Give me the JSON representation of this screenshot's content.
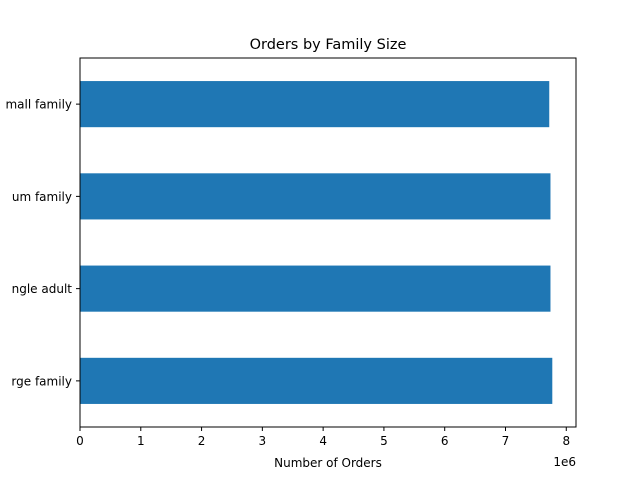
{
  "chart_data": {
    "type": "bar",
    "orientation": "horizontal",
    "title": "Orders by Family Size",
    "xlabel": "Number of Orders",
    "ylabel": "",
    "x_offset_label": "1e6",
    "categories": [
      "small family",
      "medium family",
      "single adult",
      "large family"
    ],
    "category_labels_visible": [
      "mall family",
      "um family",
      "ngle adult",
      "rge family"
    ],
    "values": [
      7720000,
      7740000,
      7740000,
      7770000
    ],
    "x_ticks": [
      0,
      1000000,
      2000000,
      3000000,
      4000000,
      5000000,
      6000000,
      7000000,
      8000000
    ],
    "x_tick_labels": [
      "0",
      "1",
      "2",
      "3",
      "4",
      "5",
      "6",
      "7",
      "8"
    ],
    "xlim": [
      0,
      8160000
    ],
    "bar_color": "#1f77b4",
    "grid": false,
    "legend": "none"
  }
}
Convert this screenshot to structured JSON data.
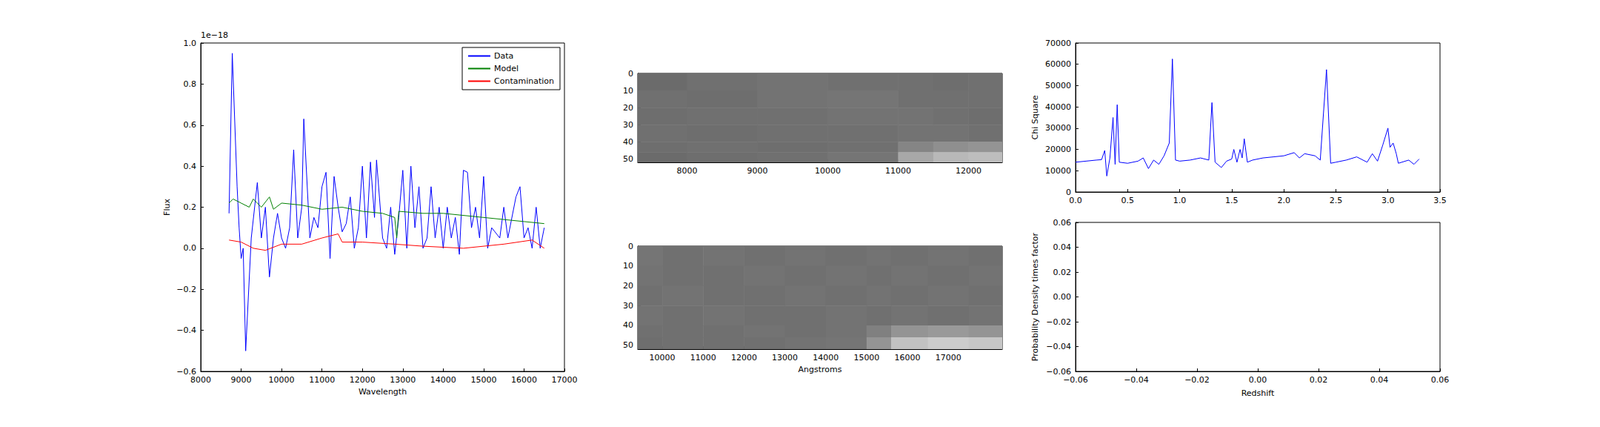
{
  "chart_data": [
    {
      "type": "line",
      "annotation": "1e−18",
      "xlabel": "Wavelength",
      "ylabel": "Flux",
      "xlim": [
        8000,
        17000
      ],
      "xticks": [
        8000,
        9000,
        10000,
        11000,
        12000,
        13000,
        14000,
        15000,
        16000,
        17000
      ],
      "ylim": [
        -0.6,
        1.0
      ],
      "yticks": [
        {
          "value": -0.6,
          "label": "−0.6"
        },
        {
          "value": -0.4,
          "label": "−0.4"
        },
        {
          "value": -0.2,
          "label": "−0.2"
        },
        {
          "value": 0,
          "label": "0.0"
        },
        0.2,
        0.4,
        0.6,
        0.8,
        {
          "value": 1.0,
          "label": "1.0"
        }
      ],
      "legend": "upper right",
      "series": [
        {
          "name": "Data",
          "color": "#0000ff",
          "x": [
            8700,
            8780,
            8900,
            8950,
            9000,
            9050,
            9112,
            9250,
            9400,
            9500,
            9600,
            9700,
            9800,
            9900,
            10000,
            10100,
            10200,
            10300,
            10400,
            10500,
            10550,
            10700,
            10800,
            10900,
            11000,
            11100,
            11200,
            11300,
            11400,
            11500,
            11600,
            11700,
            11800,
            11900,
            12000,
            12100,
            12200,
            12300,
            12350,
            12500,
            12600,
            12700,
            12800,
            12900,
            13000,
            13100,
            13200,
            13300,
            13400,
            13500,
            13600,
            13700,
            13800,
            13900,
            14000,
            14100,
            14200,
            14300,
            14400,
            14500,
            14600,
            14700,
            14800,
            14900,
            15000,
            15100,
            15200,
            15400,
            15500,
            15600,
            15800,
            15900,
            16000,
            16100,
            16200,
            16300,
            16400,
            16500
          ],
          "values": [
            0.17,
            0.95,
            0.3,
            0.1,
            -0.05,
            0.0,
            -0.5,
            0.05,
            0.32,
            0.05,
            0.2,
            -0.14,
            0.05,
            0.17,
            0.05,
            0.0,
            0.1,
            0.48,
            0.05,
            0.2,
            0.63,
            0.05,
            0.15,
            0.1,
            0.3,
            0.37,
            -0.05,
            0.35,
            0.2,
            0.08,
            0.12,
            0.25,
            0.0,
            0.1,
            0.4,
            0.05,
            0.42,
            0.15,
            0.43,
            0.05,
            0.0,
            0.2,
            -0.03,
            0.15,
            0.38,
            0.0,
            0.4,
            0.1,
            0.3,
            0.0,
            0.05,
            0.3,
            0.05,
            0.2,
            0.0,
            0.2,
            0.05,
            0.15,
            -0.03,
            0.38,
            0.37,
            0.1,
            0.2,
            0.05,
            0.35,
            0.0,
            0.1,
            0.05,
            0.2,
            0.05,
            0.25,
            0.3,
            0.05,
            0.1,
            0.0,
            0.2,
            0.0,
            0.1
          ]
        },
        {
          "name": "Model",
          "color": "#008000",
          "x": [
            8700,
            8800,
            9000,
            9200,
            9300,
            9500,
            9700,
            9800,
            10000,
            10500,
            11000,
            11500,
            12000,
            12500,
            12800,
            12850,
            12900,
            13500,
            14000,
            15000,
            16000,
            16500
          ],
          "values": [
            0.22,
            0.24,
            0.22,
            0.2,
            0.24,
            0.2,
            0.25,
            0.19,
            0.22,
            0.21,
            0.19,
            0.2,
            0.18,
            0.17,
            0.15,
            0.05,
            0.18,
            0.17,
            0.17,
            0.15,
            0.13,
            0.12
          ]
        },
        {
          "name": "Contamination",
          "color": "#ff0000",
          "x": [
            8700,
            9000,
            9300,
            9600,
            10000,
            10500,
            11000,
            11400,
            11500,
            12000,
            12800,
            13500,
            14500,
            15500,
            16200,
            16500
          ],
          "values": [
            0.04,
            0.03,
            0.0,
            -0.01,
            0.02,
            0.02,
            0.05,
            0.07,
            0.03,
            0.03,
            0.02,
            0.01,
            0.0,
            0.02,
            0.04,
            0.0
          ]
        }
      ]
    },
    {
      "type": "image",
      "xlim": [
        7300,
        12480
      ],
      "xticks": [
        8000,
        9000,
        10000,
        11000,
        12000
      ],
      "ylim": [
        0,
        52
      ],
      "yticks": [
        0,
        10,
        20,
        30,
        40,
        50
      ],
      "cells": {
        "x_edges": [
          7300,
          8000,
          9000,
          10000,
          11000,
          11500,
          12000,
          12480
        ],
        "y_edges": [
          0,
          10,
          20,
          30,
          40,
          46,
          52
        ],
        "values": [
          [
            0.42,
            0.44,
            0.45,
            0.44,
            0.44,
            0.43,
            0.44
          ],
          [
            0.44,
            0.43,
            0.45,
            0.46,
            0.44,
            0.44,
            0.44
          ],
          [
            0.43,
            0.44,
            0.44,
            0.45,
            0.45,
            0.44,
            0.43
          ],
          [
            0.44,
            0.43,
            0.44,
            0.44,
            0.45,
            0.45,
            0.44
          ],
          [
            0.43,
            0.44,
            0.43,
            0.44,
            0.52,
            0.56,
            0.58
          ],
          [
            0.42,
            0.43,
            0.44,
            0.46,
            0.66,
            0.72,
            0.74
          ]
        ]
      }
    },
    {
      "type": "image",
      "xlabel": "Angstroms",
      "xlim": [
        9400,
        18320
      ],
      "xticks": [
        10000,
        11000,
        12000,
        13000,
        14000,
        15000,
        16000,
        17000
      ],
      "ylim": [
        0,
        52
      ],
      "yticks": [
        0,
        10,
        20,
        30,
        40,
        50
      ],
      "cells": {
        "x_edges": [
          9400,
          10000,
          11000,
          12000,
          13000,
          14000,
          15000,
          15600,
          16500,
          17500,
          18320
        ],
        "y_edges": [
          0,
          10,
          20,
          30,
          40,
          46,
          52
        ],
        "values": [
          [
            0.46,
            0.44,
            0.45,
            0.44,
            0.45,
            0.44,
            0.45,
            0.44,
            0.45,
            0.44
          ],
          [
            0.45,
            0.44,
            0.44,
            0.45,
            0.44,
            0.45,
            0.44,
            0.45,
            0.44,
            0.45
          ],
          [
            0.44,
            0.45,
            0.44,
            0.44,
            0.45,
            0.44,
            0.45,
            0.44,
            0.45,
            0.44
          ],
          [
            0.45,
            0.44,
            0.45,
            0.44,
            0.44,
            0.45,
            0.44,
            0.45,
            0.44,
            0.45
          ],
          [
            0.44,
            0.44,
            0.44,
            0.45,
            0.44,
            0.45,
            0.5,
            0.58,
            0.6,
            0.58
          ],
          [
            0.43,
            0.44,
            0.44,
            0.44,
            0.45,
            0.46,
            0.58,
            0.76,
            0.8,
            0.78
          ]
        ]
      }
    },
    {
      "type": "line",
      "ylabel": "Chi Square",
      "xlim": [
        0,
        3.5
      ],
      "xticks": [
        {
          "value": 0,
          "label": "0.0"
        },
        0.5,
        {
          "value": 1,
          "label": "1.0"
        },
        1.5,
        {
          "value": 2,
          "label": "2.0"
        },
        2.5,
        {
          "value": 3,
          "label": "3.0"
        },
        3.5
      ],
      "ylim": [
        0,
        70000
      ],
      "yticks": [
        0,
        10000,
        20000,
        30000,
        40000,
        50000,
        60000,
        70000
      ],
      "series": [
        {
          "color": "#0000ff",
          "x": [
            0.0,
            0.1,
            0.2,
            0.25,
            0.28,
            0.3,
            0.33,
            0.36,
            0.38,
            0.4,
            0.42,
            0.5,
            0.6,
            0.65,
            0.7,
            0.75,
            0.8,
            0.85,
            0.9,
            0.93,
            0.96,
            1.0,
            1.1,
            1.2,
            1.28,
            1.31,
            1.34,
            1.4,
            1.45,
            1.5,
            1.52,
            1.55,
            1.58,
            1.6,
            1.62,
            1.65,
            1.7,
            1.8,
            1.9,
            2.0,
            2.1,
            2.15,
            2.2,
            2.3,
            2.35,
            2.41,
            2.45,
            2.5,
            2.6,
            2.7,
            2.8,
            2.85,
            2.9,
            2.95,
            3.0,
            3.02,
            3.05,
            3.08,
            3.1,
            3.2,
            3.25,
            3.3
          ],
          "values": [
            14000,
            14500,
            15000,
            15200,
            19500,
            7500,
            16000,
            35000,
            13000,
            41000,
            14000,
            13500,
            14500,
            16000,
            11000,
            15000,
            13000,
            17000,
            23000,
            62500,
            15000,
            14500,
            15000,
            16000,
            15000,
            42000,
            14000,
            11500,
            14500,
            15500,
            20000,
            14000,
            20000,
            16000,
            25000,
            14000,
            15000,
            16000,
            16500,
            17000,
            18500,
            16000,
            18000,
            17000,
            15000,
            57500,
            13500,
            14000,
            15000,
            16500,
            14000,
            18000,
            14500,
            22000,
            30000,
            21000,
            23000,
            18000,
            13500,
            15000,
            13000,
            15500
          ]
        }
      ]
    },
    {
      "type": "line",
      "xlabel": "Redshift",
      "ylabel": "Probability Density times factor",
      "xlim": [
        -0.06,
        0.06
      ],
      "xticks": [
        {
          "value": -0.06,
          "label": "−0.06"
        },
        {
          "value": -0.04,
          "label": "−0.04"
        },
        {
          "value": -0.02,
          "label": "−0.02"
        },
        {
          "value": 0,
          "label": "0.00"
        },
        0.02,
        0.04,
        0.06
      ],
      "ylim": [
        -0.06,
        0.06
      ],
      "yticks": [
        {
          "value": -0.06,
          "label": "−0.06"
        },
        {
          "value": -0.04,
          "label": "−0.04"
        },
        {
          "value": -0.02,
          "label": "−0.02"
        },
        {
          "value": 0,
          "label": "0.00"
        },
        0.02,
        0.04,
        0.06
      ],
      "series": []
    }
  ]
}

------------------------------------------------------------------------

Examine the records and pull out every line where the string "ylabel" occurs.

• EXPECTED ANSWER:
    "ylabel": "",
      "ylabel": "Flux",
      "ylabel": "Chi Square",
      "ylabel": "Probability Density times factor",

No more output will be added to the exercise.